## WHAT IS EXPECTED
Return each line of the records with nothing changed, pictures excepted.

(Data items)
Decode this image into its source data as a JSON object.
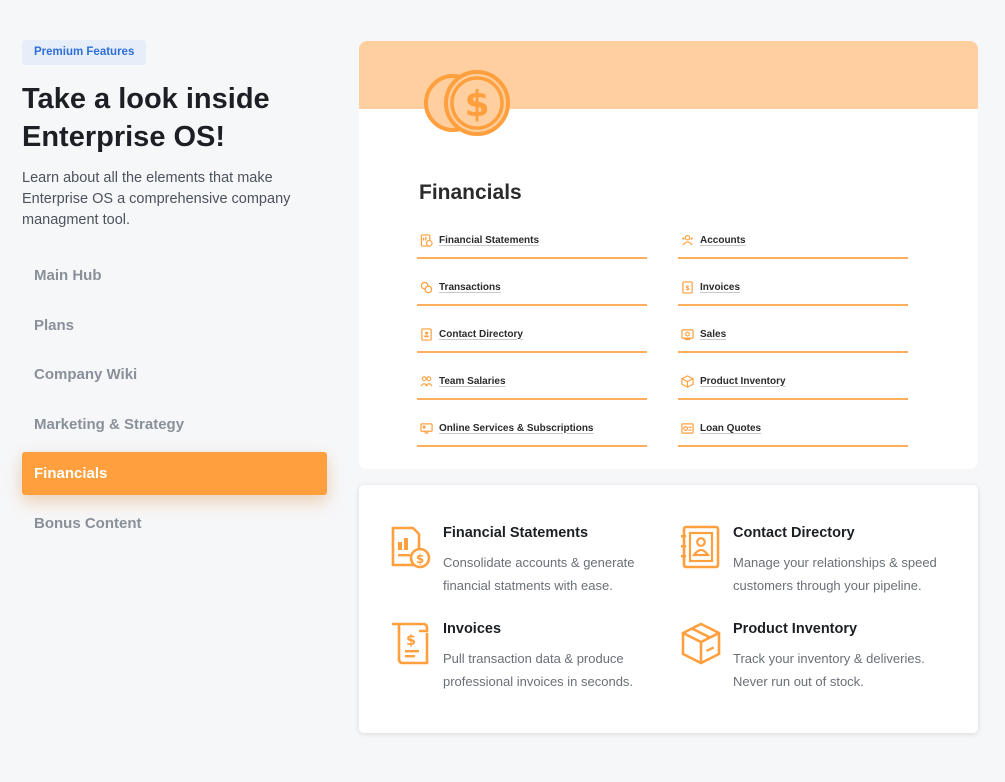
{
  "badge": "Premium Features",
  "heading": "Take a look inside Enterprise OS!",
  "intro": "Learn about all the elements that make Enterprise OS a comprehensive company managment tool.",
  "nav": [
    {
      "label": "Main Hub",
      "active": false
    },
    {
      "label": "Plans",
      "active": false
    },
    {
      "label": "Company Wiki",
      "active": false
    },
    {
      "label": "Marketing & Strategy",
      "active": false
    },
    {
      "label": "Financials",
      "active": true
    },
    {
      "label": "Bonus Content",
      "active": false
    }
  ],
  "preview": {
    "icon": "dollar-coin-icon",
    "title": "Financials",
    "links_left": [
      {
        "label": "Financial Statements",
        "icon": "statement-icon"
      },
      {
        "label": "Transactions",
        "icon": "coins-icon"
      },
      {
        "label": "Contact Directory",
        "icon": "contact-book-icon"
      },
      {
        "label": "Team Salaries",
        "icon": "team-icon"
      },
      {
        "label": "Online Services & Subscriptions",
        "icon": "screen-icon"
      }
    ],
    "links_right": [
      {
        "label": "Accounts",
        "icon": "accounts-icon"
      },
      {
        "label": "Invoices",
        "icon": "invoice-icon"
      },
      {
        "label": "Sales",
        "icon": "sales-icon"
      },
      {
        "label": "Product Inventory",
        "icon": "box-icon"
      },
      {
        "label": "Loan Quotes",
        "icon": "loan-icon"
      }
    ]
  },
  "features": [
    {
      "title": "Financial Statements",
      "desc": "Consolidate accounts & generate financial statments with ease.",
      "icon": "financial-statement-icon"
    },
    {
      "title": "Contact Directory",
      "desc": "Manage your relationships & speed customers through your pipeline.",
      "icon": "contact-directory-icon"
    },
    {
      "title": "Invoices",
      "desc": "Pull transaction data & produce professional invoices in seconds.",
      "icon": "invoice-scroll-icon"
    },
    {
      "title": "Product Inventory",
      "desc": "Track your inventory & deliveries. Never run out of stock.",
      "icon": "inventory-box-icon"
    }
  ],
  "colors": {
    "accent": "#ff9f3d",
    "banner": "#ffcf9f",
    "badge_bg": "#e6eef9",
    "badge_text": "#2f6fd6"
  }
}
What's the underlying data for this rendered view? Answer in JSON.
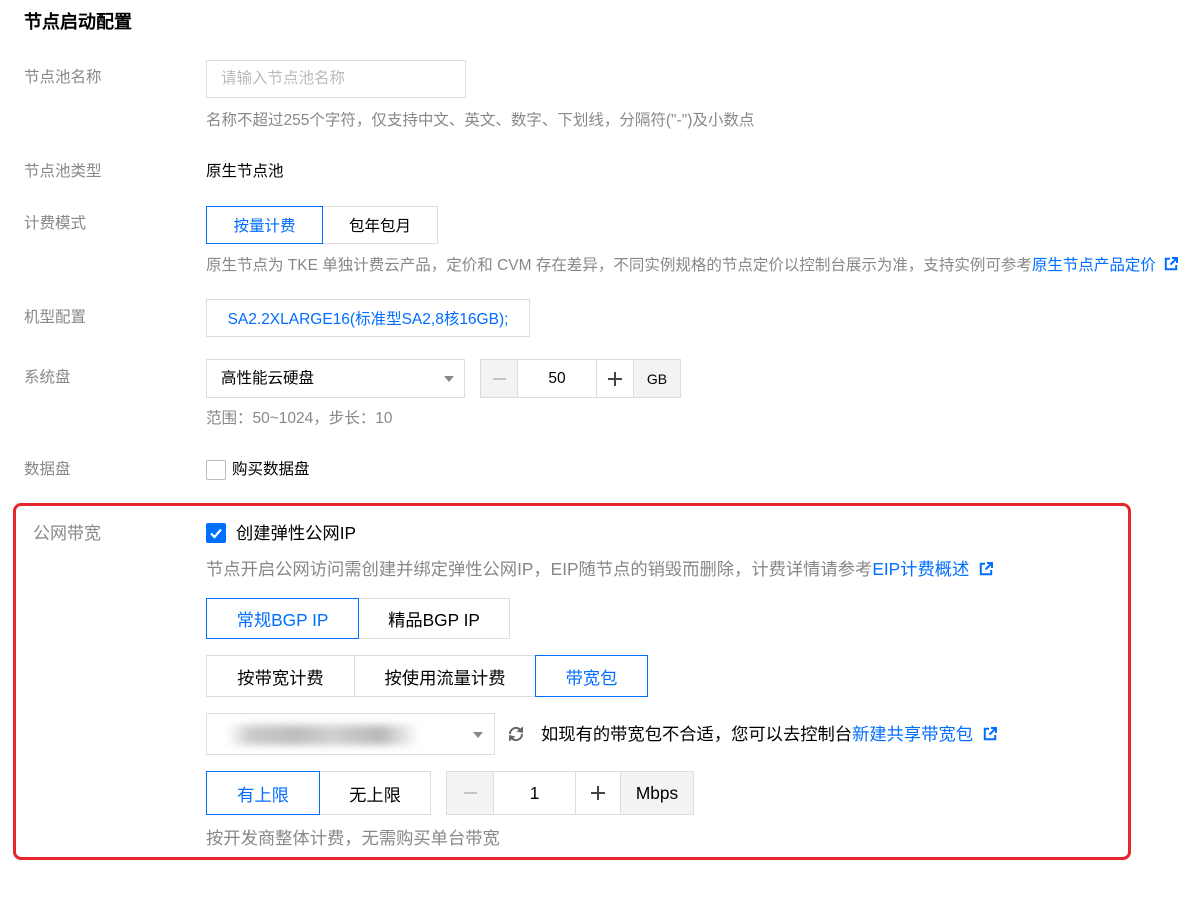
{
  "theme": {
    "primary": "#006eff",
    "label": "#888888",
    "highlight_border": "#e5262c"
  },
  "icons": {
    "external_link": "external-link-icon",
    "refresh": "refresh-icon",
    "dropdown": "caret-down-icon",
    "check": "check-icon",
    "decrement": "minus-icon",
    "increment": "plus-icon"
  },
  "section_title": "节点启动配置",
  "form": {
    "pool_name": {
      "label": "节点池名称",
      "placeholder": "请输入节点池名称",
      "value": "",
      "help": "名称不超过255个字符，仅支持中文、英文、数字、下划线，分隔符(\"-\")及小数点"
    },
    "pool_type": {
      "label": "节点池类型",
      "value": "原生节点池"
    },
    "billing_mode": {
      "label": "计费模式",
      "options": [
        {
          "label": "按量计费",
          "selected": true
        },
        {
          "label": "包年包月",
          "selected": false
        }
      ],
      "help_text": "原生节点为 TKE 单独计费云产品，定价和 CVM 存在差异，不同实例规格的节点定价以控制台展示为准，支持实例可参考",
      "help_link": "原生节点产品定价"
    },
    "instance_type": {
      "label": "机型配置",
      "value": "SA2.2XLARGE16(标准型SA2,8核16GB);"
    },
    "system_disk": {
      "label": "系统盘",
      "disk_type": "高性能云硬盘",
      "size": "50",
      "unit": "GB",
      "help": "范围：50~1024，步长：10"
    },
    "data_disk": {
      "label": "数据盘",
      "checkbox_label": "购买数据盘",
      "checked": false
    },
    "public_bandwidth": {
      "label": "公网带宽",
      "eip_checkbox_label": "创建弹性公网IP",
      "eip_checked": true,
      "eip_help_text": "节点开启公网访问需创建并绑定弹性公网IP，EIP随节点的销毁而删除，计费详情请参考",
      "eip_help_link": "EIP计费概述",
      "line_types": [
        {
          "label": "常规BGP IP",
          "selected": true
        },
        {
          "label": "精品BGP IP",
          "selected": false
        }
      ],
      "billing_types": [
        {
          "label": "按带宽计费",
          "selected": false
        },
        {
          "label": "按使用流量计费",
          "selected": false
        },
        {
          "label": "带宽包",
          "selected": true
        }
      ],
      "package_hint_text": "如现有的带宽包不合适，您可以去控制台",
      "package_hint_link": "新建共享带宽包",
      "limit_options": [
        {
          "label": "有上限",
          "selected": true
        },
        {
          "label": "无上限",
          "selected": false
        }
      ],
      "bandwidth_value": "1",
      "bandwidth_unit": "Mbps",
      "help": "按开发商整体计费，无需购买单台带宽"
    }
  }
}
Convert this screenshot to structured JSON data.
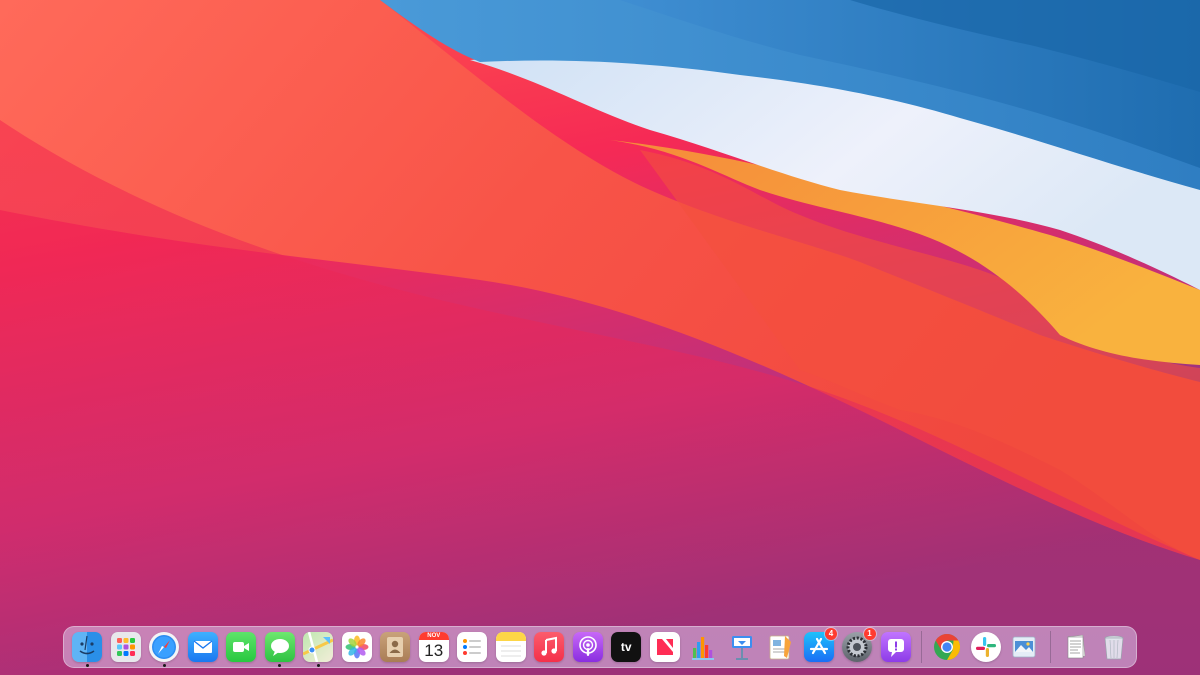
{
  "desktop": {
    "wallpaper": "Big Sur wave"
  },
  "dock": {
    "apps": [
      {
        "name": "finder-icon",
        "running": true
      },
      {
        "name": "launchpad-icon",
        "running": false
      },
      {
        "name": "safari-icon",
        "running": true
      },
      {
        "name": "mail-icon",
        "running": false
      },
      {
        "name": "facetime-icon",
        "running": false
      },
      {
        "name": "messages-icon",
        "running": true
      },
      {
        "name": "maps-icon",
        "running": true
      },
      {
        "name": "photos-icon",
        "running": false
      },
      {
        "name": "contacts-icon",
        "running": false
      },
      {
        "name": "calendar-icon",
        "running": false,
        "month": "NOV",
        "day": "13"
      },
      {
        "name": "reminders-icon",
        "running": false
      },
      {
        "name": "notes-icon",
        "running": false
      },
      {
        "name": "music-icon",
        "running": false
      },
      {
        "name": "podcasts-icon",
        "running": false
      },
      {
        "name": "tv-icon",
        "running": false,
        "label": "tv"
      },
      {
        "name": "news-icon",
        "running": false
      },
      {
        "name": "numbers-icon",
        "running": false
      },
      {
        "name": "keynote-icon",
        "running": false
      },
      {
        "name": "pages-icon",
        "running": false
      },
      {
        "name": "app-store-icon",
        "running": false,
        "badge": "4"
      },
      {
        "name": "system-preferences-icon",
        "running": false,
        "badge": "1"
      },
      {
        "name": "feedback-assistant-icon",
        "running": false
      }
    ],
    "other_apps": [
      {
        "name": "chrome-icon",
        "running": false
      },
      {
        "name": "slack-icon",
        "running": false
      },
      {
        "name": "preview-icon",
        "running": false
      }
    ],
    "stacks": [
      {
        "name": "documents-stack-icon"
      },
      {
        "name": "trash-icon"
      }
    ],
    "colors": {
      "accent": "#007aff",
      "badge": "#ff3b30"
    }
  }
}
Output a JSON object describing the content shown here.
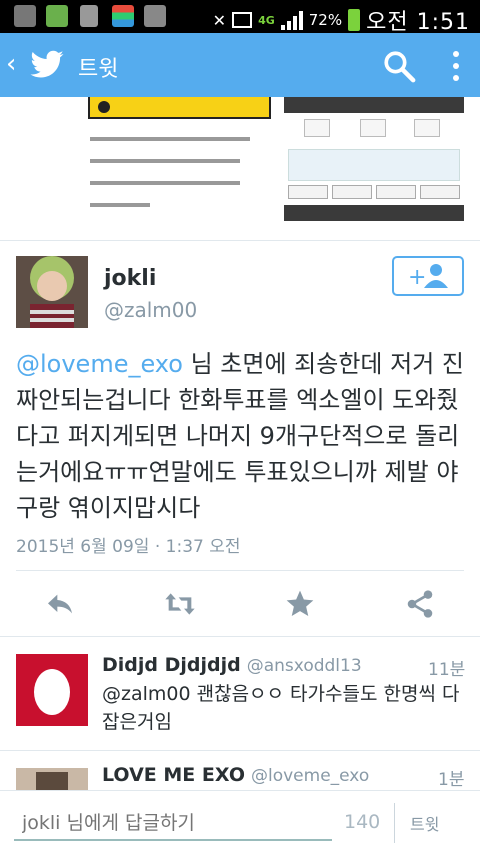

## COMPLETED EXERCISE
Decode this image into its source data as a JSON object.
{
  "badge": "Premium Features",
  "heading": "Take a look inside Enterprise OS!",
  "intro": "Learn about all the elements that make Enterprise OS a comprehensive company managment tool.",
  "nav": [
    {
      "label": "Main Hub",
      "active": false
    },
    {
      "label": "Plans",
      "active": false
    },
    {
      "label": "Company Wiki",
      "active": false
    },
    {
      "label": "Marketing & Strategy",
      "active": false
    },
    {
      "label": "Financials",
      "active": true
    },
    {
      "label": "Bonus Content",
      "active": false
    }
  ],
  "preview": {
    "icon": "dollar-coin-icon",
    "title": "Financials",
    "links_left": [
      {
        "label": "Financial Statements",
        "icon": "statement-icon"
      },
      {
        "label": "Transactions",
        "icon": "coins-icon"
      },
      {
        "label": "Contact Directory",
        "icon": "contact-book-icon"
      },
      {
        "label": "Team Salaries",
        "icon": "team-icon"
      },
      {
        "label": "Online Services & Subscriptions",
        "icon": "screen-icon"
      }
    ],
    "links_right": [
      {
        "label": "Accounts",
        "icon": "accounts-icon"
      },
      {
        "label": "Invoices",
        "icon": "invoice-icon"
      },
      {
        "label": "Sales",
        "icon": "sales-icon"
      },
      {
        "label": "Product Inventory",
        "icon": "box-icon"
      },
      {
        "label": "Loan Quotes",
        "icon": "loan-icon"
      }
    ]
  },
  "features": [
    {
      "title": "Financial Statements",
      "desc": "Consolidate accounts & generate financial statments with ease.",
      "icon": "financial-statement-icon"
    },
    {
      "title": "Contact Directory",
      "desc": "Manage your relationships & speed customers through your pipeline.",
      "icon": "contact-directory-icon"
    },
    {
      "title": "Invoices",
      "desc": "Pull transaction data & produce professional invoices in seconds.",
      "icon": "invoice-scroll-icon"
    },
    {
      "title": "Product Inventory",
      "desc": "Track your inventory & deliveries. Never run out of stock.",
      "icon": "inventory-box-icon"
    }
  ],
  "colors": {
    "accent": "#ff9f3d",
    "banner": "#ffcf9f",
    "badge_bg": "#e6eef9",
    "badge_text": "#2f6fd6"
  }
}
What's the underlying data for this rendered view? Answer in JSON.
{
  "theme": {
    "primary": "#006eff",
    "label": "#888888",
    "highlight_border": "#e5262c"
  },
  "icons": {
    "external_link": "external-link-icon",
    "refresh": "refresh-icon",
    "dropdown": "caret-down-icon",
    "check": "check-icon",
    "decrement": "minus-icon",
    "increment": "plus-icon"
  },
  "section_title": "节点启动配置",
  "form": {
    "pool_name": {
      "label": "节点池名称",
      "placeholder": "请输入节点池名称",
      "value": "",
      "help": "名称不超过255个字符，仅支持中文、英文、数字、下划线，分隔符(\"-\")及小数点"
    },
    "pool_type": {
      "label": "节点池类型",
      "value": "原生节点池"
    },
    "billing_mode": {
      "label": "计费模式",
      "options": [
        {
          "label": "按量计费",
          "selected": true
        },
        {
          "label": "包年包月",
          "selected": false
        }
      ],
      "help_text": "原生节点为 TKE 单独计费云产品，定价和 CVM 存在差异，不同实例规格的节点定价以控制台展示为准，支持实例可参考",
      "help_link": "原生节点产品定价"
    },
    "instance_type": {
      "label": "机型配置",
      "value": "SA2.2XLARGE16(标准型SA2,8核16GB);"
    },
    "system_disk": {
      "label": "系统盘",
      "disk_type": "高性能云硬盘",
      "size": "50",
      "unit": "GB",
      "help": "范围：50~1024，步长：10"
    },
    "data_disk": {
      "label": "数据盘",
      "checkbox_label": "购买数据盘",
      "checked": false
    },
    "public_bandwidth": {
      "label": "公网带宽",
      "eip_checkbox_label": "创建弹性公网IP",
      "eip_checked": true,
      "eip_help_text": "节点开启公网访问需创建并绑定弹性公网IP，EIP随节点的销毁而删除，计费详情请参考",
      "eip_help_link": "EIP计费概述",
      "line_types": [
        {
          "label": "常规BGP IP",
          "selected": true
        },
        {
          "label": "精品BGP IP",
          "selected": false
        }
      ],
      "billing_types": [
        {
          "label": "按带宽计费",
          "selected": false
        },
        {
          "label": "按使用流量计费",
          "selected": false
        },
        {
          "label": "带宽包",
          "selected": true
        }
      ],
      "package_hint_text": "如现有的带宽包不合适，您可以去控制台",
      "package_hint_link": "新建共享带宽包",
      "limit_options": [
        {
          "label": "有上限",
          "selected": true
        },
        {
          "label": "无上限",
          "selected": false
        }
      ],
      "bandwidth_value": "1",
      "bandwidth_unit": "Mbps",
      "help": "按开发商整体计费，无需购买单台带宽"
    }
  }
}
Convert this screenshot to structured JSON data.
{
  "desktop": {
    "wallpaper": "Big Sur wave"
  },
  "dock": {
    "apps": [
      {
        "name": "finder-icon",
        "running": true
      },
      {
        "name": "launchpad-icon",
        "running": false
      },
      {
        "name": "safari-icon",
        "running": true
      },
      {
        "name": "mail-icon",
        "running": false
      },
      {
        "name": "facetime-icon",
        "running": false
      },
      {
        "name": "messages-icon",
        "running": true
      },
      {
        "name": "maps-icon",
        "running": true
      },
      {
        "name": "photos-icon",
        "running": false
      },
      {
        "name": "contacts-icon",
        "running": false
      },
      {
        "name": "calendar-icon",
        "running": false,
        "month": "NOV",
        "day": "13"
      },
      {
        "name": "reminders-icon",
        "running": false
      },
      {
        "name": "notes-icon",
        "running": false
      },
      {
        "name": "music-icon",
        "running": false
      },
      {
        "name": "podcasts-icon",
        "running": false
      },
      {
        "name": "tv-icon",
        "running": false,
        "label": "tv"
      },
      {
        "name": "news-icon",
        "running": false
      },
      {
        "name": "numbers-icon",
        "running": false
      },
      {
        "name": "keynote-icon",
        "running": false
      },
      {
        "name": "pages-icon",
        "running": false
      },
      {
        "name": "app-store-icon",
        "running": false,
        "badge": "4"
      },
      {
        "name": "system-preferences-icon",
        "running": false,
        "badge": "1"
      },
      {
        "name": "feedback-assistant-icon",
        "running": false
      }
    ],
    "other_apps": [
      {
        "name": "chrome-icon",
        "running": false
      },
      {
        "name": "slack-icon",
        "running": false
      },
      {
        "name": "preview-icon",
        "running": false
      }
    ],
    "stacks": [
      {
        "name": "documents-stack-icon"
      },
      {
        "name": "trash-icon"
      }
    ],
    "colors": {
      "accent": "#007aff",
      "badge": "#ff3b30"
    }
  }
}
Output a JSON object describing the content shown here.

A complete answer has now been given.